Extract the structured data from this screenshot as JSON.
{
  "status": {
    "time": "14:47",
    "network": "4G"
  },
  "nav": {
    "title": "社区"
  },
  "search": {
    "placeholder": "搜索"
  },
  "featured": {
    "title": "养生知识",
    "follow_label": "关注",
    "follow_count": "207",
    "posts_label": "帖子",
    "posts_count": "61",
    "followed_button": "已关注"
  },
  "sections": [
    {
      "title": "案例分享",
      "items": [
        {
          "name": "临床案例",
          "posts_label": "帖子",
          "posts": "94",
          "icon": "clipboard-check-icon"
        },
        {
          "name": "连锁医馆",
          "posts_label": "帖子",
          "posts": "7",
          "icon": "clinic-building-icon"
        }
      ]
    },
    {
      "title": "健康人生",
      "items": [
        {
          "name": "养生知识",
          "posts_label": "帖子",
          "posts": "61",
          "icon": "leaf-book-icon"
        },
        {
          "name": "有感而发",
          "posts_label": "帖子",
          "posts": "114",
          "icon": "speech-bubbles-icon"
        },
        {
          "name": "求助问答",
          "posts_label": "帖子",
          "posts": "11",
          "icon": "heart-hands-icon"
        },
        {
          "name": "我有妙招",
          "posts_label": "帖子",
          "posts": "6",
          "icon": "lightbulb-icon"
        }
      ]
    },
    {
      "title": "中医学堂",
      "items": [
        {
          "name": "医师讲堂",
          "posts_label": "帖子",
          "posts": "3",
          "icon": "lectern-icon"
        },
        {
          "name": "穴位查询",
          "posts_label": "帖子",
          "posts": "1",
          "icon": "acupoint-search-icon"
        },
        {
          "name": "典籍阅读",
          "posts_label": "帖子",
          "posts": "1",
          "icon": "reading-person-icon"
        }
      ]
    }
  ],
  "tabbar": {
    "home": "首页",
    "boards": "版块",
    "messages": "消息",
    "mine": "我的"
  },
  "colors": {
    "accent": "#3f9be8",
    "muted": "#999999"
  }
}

## Direction
Report only how many lines of the listing hold the word "title".

## Response to this task
5